## PROMPT
In the copy, keep every record exact and leave out all images.

## RECORDS FOR THIS TASK
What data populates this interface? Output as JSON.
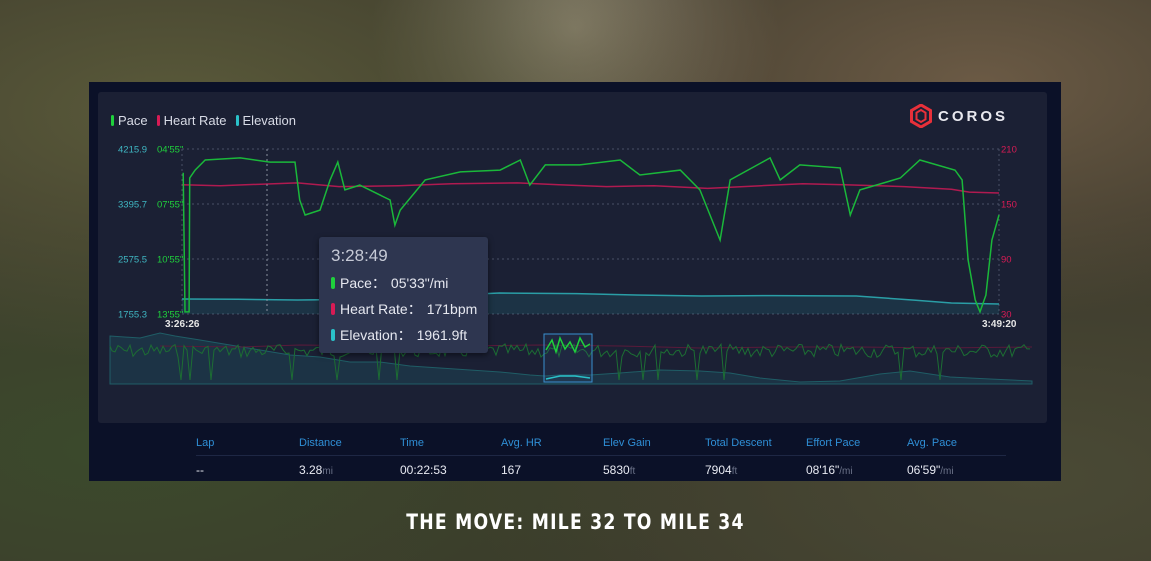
{
  "legend": [
    {
      "label": "Pace",
      "color": "#1fd13c"
    },
    {
      "label": "Heart Rate",
      "color": "#d81b55"
    },
    {
      "label": "Elevation",
      "color": "#2ac1c9"
    }
  ],
  "logo": {
    "text": "COROS",
    "color": "#e8303a"
  },
  "chart_data": {
    "type": "line",
    "x_range": [
      "3:26:26",
      "3:49:20"
    ],
    "x_tick_labels": [
      "3:26:26",
      "3:49:20"
    ],
    "axes": {
      "elevation": {
        "ticks": [
          "4215.9",
          "3395.7",
          "2575.5",
          "1755.3"
        ],
        "range": [
          1755.3,
          4215.9
        ],
        "unit": "ft"
      },
      "pace": {
        "ticks": [
          "04'55\"",
          "07'55\"",
          "10'55\"",
          "13'55\""
        ],
        "range": [
          "04'55",
          "13'55"
        ],
        "inverted": true
      },
      "heart_rate": {
        "ticks": [
          "210",
          "150",
          "90",
          "30"
        ],
        "range": [
          30,
          210
        ]
      }
    },
    "grid": true,
    "legend_placement": "top-left",
    "series": [
      {
        "name": "Pace",
        "color": "#1fd13c",
        "points": [
          [
            "3:26:28",
            "06'13"
          ],
          [
            "3:26:31",
            "13'48"
          ],
          [
            "3:26:38",
            "13'48"
          ],
          [
            "3:26:39",
            "06'30"
          ],
          [
            "3:26:48",
            "06'04"
          ],
          [
            "3:27:05",
            "05'31"
          ],
          [
            "3:28:04",
            "05'24"
          ],
          [
            "3:28:54",
            "05'38"
          ],
          [
            "3:29:36",
            "05'38"
          ],
          [
            "3:29:44",
            "07'42"
          ],
          [
            "3:29:53",
            "08'31"
          ],
          [
            "3:30:18",
            "08'15"
          ],
          [
            "3:30:35",
            "06'36"
          ],
          [
            "3:30:48",
            "05'38"
          ],
          [
            "3:31:00",
            "07'09"
          ],
          [
            "3:31:25",
            "06'53"
          ],
          [
            "3:32:16",
            "07'42"
          ],
          [
            "3:32:24",
            "09'04"
          ],
          [
            "3:32:33",
            "08'15"
          ],
          [
            "3:33:15",
            "06'36"
          ],
          [
            "3:34:14",
            "06'10"
          ],
          [
            "3:35:21",
            "06'04"
          ],
          [
            "3:35:55",
            "05'31"
          ],
          [
            "3:36:11",
            "06'53"
          ],
          [
            "3:36:37",
            "05'47"
          ],
          [
            "3:37:35",
            "05'47"
          ],
          [
            "3:38:43",
            "05'31"
          ],
          [
            "3:39:16",
            "06'20"
          ],
          [
            "3:40:24",
            "06'04"
          ],
          [
            "3:40:57",
            "07'09"
          ],
          [
            "3:41:31",
            "09'53"
          ],
          [
            "3:41:48",
            "06'36"
          ],
          [
            "3:42:55",
            "05'24"
          ],
          [
            "3:43:12",
            "06'36"
          ],
          [
            "3:43:45",
            "05'47"
          ],
          [
            "3:44:53",
            "05'57"
          ],
          [
            "3:45:10",
            "08'31"
          ],
          [
            "3:45:26",
            "07'09"
          ],
          [
            "3:46:34",
            "06'30"
          ],
          [
            "3:47:07",
            "05'31"
          ],
          [
            "3:48:06",
            "06'04"
          ],
          [
            "3:48:18",
            "06'36"
          ],
          [
            "3:48:28",
            "10'58"
          ],
          [
            "3:48:40",
            "13'09"
          ],
          [
            "3:48:48",
            "13'48"
          ],
          [
            "3:48:58",
            "12'53"
          ],
          [
            "3:49:08",
            "09'53"
          ],
          [
            "3:49:20",
            "08'31"
          ]
        ]
      },
      {
        "name": "Heart Rate",
        "color": "#d81b55",
        "points": [
          [
            "3:26:26",
            171
          ],
          [
            "3:27:30",
            170
          ],
          [
            "3:29:40",
            173
          ],
          [
            "3:30:50",
            169
          ],
          [
            "3:32:30",
            170
          ],
          [
            "3:34:00",
            172
          ],
          [
            "3:35:50",
            173
          ],
          [
            "3:37:00",
            171
          ],
          [
            "3:38:20",
            169
          ],
          [
            "3:39:40",
            170
          ],
          [
            "3:41:10",
            167
          ],
          [
            "3:42:40",
            170
          ],
          [
            "3:43:50",
            172
          ],
          [
            "3:45:00",
            171
          ],
          [
            "3:46:40",
            169
          ],
          [
            "3:48:00",
            166
          ],
          [
            "3:48:30",
            163
          ],
          [
            "3:49:20",
            162
          ]
        ]
      },
      {
        "name": "Elevation",
        "color": "#2ac1c9",
        "points": [
          [
            "3:26:26",
            1979
          ],
          [
            "3:28:00",
            1975
          ],
          [
            "3:29:40",
            1964
          ],
          [
            "3:31:00",
            1972
          ],
          [
            "3:33:00",
            2010
          ],
          [
            "3:35:20",
            2069
          ],
          [
            "3:37:30",
            2060
          ],
          [
            "3:39:00",
            2040
          ],
          [
            "3:41:00",
            2024
          ],
          [
            "3:43:00",
            2030
          ],
          [
            "3:45:20",
            2024
          ],
          [
            "3:47:00",
            1960
          ],
          [
            "3:48:00",
            1920
          ],
          [
            "3:49:20",
            1904
          ]
        ]
      }
    ]
  },
  "tooltip": {
    "time": "3:28:49",
    "rows": [
      {
        "label": "Pace：",
        "value": "05'33\"/mi",
        "color": "#1fd13c"
      },
      {
        "label": "Heart Rate：",
        "value": "171bpm",
        "color": "#d81b55"
      },
      {
        "label": "Elevation：",
        "value": "1961.9ft",
        "color": "#2ac1c9"
      }
    ]
  },
  "stats": {
    "headers": [
      "Lap",
      "Distance",
      "Time",
      "Avg. HR",
      "Elev Gain",
      "Total Descent",
      "Effort Pace",
      "Avg. Pace"
    ],
    "values": [
      {
        "v": "--",
        "u": ""
      },
      {
        "v": "3.28",
        "u": "mi"
      },
      {
        "v": "00:22:53",
        "u": ""
      },
      {
        "v": "167",
        "u": ""
      },
      {
        "v": "5830",
        "u": "ft"
      },
      {
        "v": "7904",
        "u": "ft"
      },
      {
        "v": "08'16\"",
        "u": "/mi"
      },
      {
        "v": "06'59\"",
        "u": "/mi"
      }
    ]
  },
  "caption": "THE MOVE: MILE 32 TO MILE 34"
}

## SOLUTION
What data populates this interface? Output as JSON.
{
  "legend": [
    {
      "label": "Pace",
      "color": "#1fd13c"
    },
    {
      "label": "Heart Rate",
      "color": "#d81b55"
    },
    {
      "label": "Elevation",
      "color": "#2ac1c9"
    }
  ],
  "logo": {
    "text": "COROS",
    "color": "#e8303a"
  },
  "chart_data": {
    "type": "line",
    "x_range": [
      "3:26:26",
      "3:49:20"
    ],
    "x_tick_labels": [
      "3:26:26",
      "3:49:20"
    ],
    "axes": {
      "elevation": {
        "ticks": [
          "4215.9",
          "3395.7",
          "2575.5",
          "1755.3"
        ],
        "range": [
          1755.3,
          4215.9
        ],
        "unit": "ft"
      },
      "pace": {
        "ticks": [
          "04'55\"",
          "07'55\"",
          "10'55\"",
          "13'55\""
        ],
        "range": [
          "04'55",
          "13'55"
        ],
        "inverted": true
      },
      "heart_rate": {
        "ticks": [
          "210",
          "150",
          "90",
          "30"
        ],
        "range": [
          30,
          210
        ]
      }
    },
    "grid": true,
    "legend_placement": "top-left",
    "series": [
      {
        "name": "Pace",
        "color": "#1fd13c",
        "points": [
          [
            "3:26:28",
            "06'13"
          ],
          [
            "3:26:31",
            "13'48"
          ],
          [
            "3:26:38",
            "13'48"
          ],
          [
            "3:26:39",
            "06'30"
          ],
          [
            "3:26:48",
            "06'04"
          ],
          [
            "3:27:05",
            "05'31"
          ],
          [
            "3:28:04",
            "05'24"
          ],
          [
            "3:28:54",
            "05'38"
          ],
          [
            "3:29:36",
            "05'38"
          ],
          [
            "3:29:44",
            "07'42"
          ],
          [
            "3:29:53",
            "08'31"
          ],
          [
            "3:30:18",
            "08'15"
          ],
          [
            "3:30:35",
            "06'36"
          ],
          [
            "3:30:48",
            "05'38"
          ],
          [
            "3:31:00",
            "07'09"
          ],
          [
            "3:31:25",
            "06'53"
          ],
          [
            "3:32:16",
            "07'42"
          ],
          [
            "3:32:24",
            "09'04"
          ],
          [
            "3:32:33",
            "08'15"
          ],
          [
            "3:33:15",
            "06'36"
          ],
          [
            "3:34:14",
            "06'10"
          ],
          [
            "3:35:21",
            "06'04"
          ],
          [
            "3:35:55",
            "05'31"
          ],
          [
            "3:36:11",
            "06'53"
          ],
          [
            "3:36:37",
            "05'47"
          ],
          [
            "3:37:35",
            "05'47"
          ],
          [
            "3:38:43",
            "05'31"
          ],
          [
            "3:39:16",
            "06'20"
          ],
          [
            "3:40:24",
            "06'04"
          ],
          [
            "3:40:57",
            "07'09"
          ],
          [
            "3:41:31",
            "09'53"
          ],
          [
            "3:41:48",
            "06'36"
          ],
          [
            "3:42:55",
            "05'24"
          ],
          [
            "3:43:12",
            "06'36"
          ],
          [
            "3:43:45",
            "05'47"
          ],
          [
            "3:44:53",
            "05'57"
          ],
          [
            "3:45:10",
            "08'31"
          ],
          [
            "3:45:26",
            "07'09"
          ],
          [
            "3:46:34",
            "06'30"
          ],
          [
            "3:47:07",
            "05'31"
          ],
          [
            "3:48:06",
            "06'04"
          ],
          [
            "3:48:18",
            "06'36"
          ],
          [
            "3:48:28",
            "10'58"
          ],
          [
            "3:48:40",
            "13'09"
          ],
          [
            "3:48:48",
            "13'48"
          ],
          [
            "3:48:58",
            "12'53"
          ],
          [
            "3:49:08",
            "09'53"
          ],
          [
            "3:49:20",
            "08'31"
          ]
        ]
      },
      {
        "name": "Heart Rate",
        "color": "#d81b55",
        "points": [
          [
            "3:26:26",
            171
          ],
          [
            "3:27:30",
            170
          ],
          [
            "3:29:40",
            173
          ],
          [
            "3:30:50",
            169
          ],
          [
            "3:32:30",
            170
          ],
          [
            "3:34:00",
            172
          ],
          [
            "3:35:50",
            173
          ],
          [
            "3:37:00",
            171
          ],
          [
            "3:38:20",
            169
          ],
          [
            "3:39:40",
            170
          ],
          [
            "3:41:10",
            167
          ],
          [
            "3:42:40",
            170
          ],
          [
            "3:43:50",
            172
          ],
          [
            "3:45:00",
            171
          ],
          [
            "3:46:40",
            169
          ],
          [
            "3:48:00",
            166
          ],
          [
            "3:48:30",
            163
          ],
          [
            "3:49:20",
            162
          ]
        ]
      },
      {
        "name": "Elevation",
        "color": "#2ac1c9",
        "points": [
          [
            "3:26:26",
            1979
          ],
          [
            "3:28:00",
            1975
          ],
          [
            "3:29:40",
            1964
          ],
          [
            "3:31:00",
            1972
          ],
          [
            "3:33:00",
            2010
          ],
          [
            "3:35:20",
            2069
          ],
          [
            "3:37:30",
            2060
          ],
          [
            "3:39:00",
            2040
          ],
          [
            "3:41:00",
            2024
          ],
          [
            "3:43:00",
            2030
          ],
          [
            "3:45:20",
            2024
          ],
          [
            "3:47:00",
            1960
          ],
          [
            "3:48:00",
            1920
          ],
          [
            "3:49:20",
            1904
          ]
        ]
      }
    ]
  },
  "tooltip": {
    "time": "3:28:49",
    "rows": [
      {
        "label": "Pace：",
        "value": "05'33\"/mi",
        "color": "#1fd13c"
      },
      {
        "label": "Heart Rate：",
        "value": "171bpm",
        "color": "#d81b55"
      },
      {
        "label": "Elevation：",
        "value": "1961.9ft",
        "color": "#2ac1c9"
      }
    ]
  },
  "stats": {
    "headers": [
      "Lap",
      "Distance",
      "Time",
      "Avg. HR",
      "Elev Gain",
      "Total Descent",
      "Effort Pace",
      "Avg. Pace"
    ],
    "values": [
      {
        "v": "--",
        "u": ""
      },
      {
        "v": "3.28",
        "u": "mi"
      },
      {
        "v": "00:22:53",
        "u": ""
      },
      {
        "v": "167",
        "u": ""
      },
      {
        "v": "5830",
        "u": "ft"
      },
      {
        "v": "7904",
        "u": "ft"
      },
      {
        "v": "08'16\"",
        "u": "/mi"
      },
      {
        "v": "06'59\"",
        "u": "/mi"
      }
    ]
  },
  "caption": "THE MOVE: MILE 32 TO MILE 34"
}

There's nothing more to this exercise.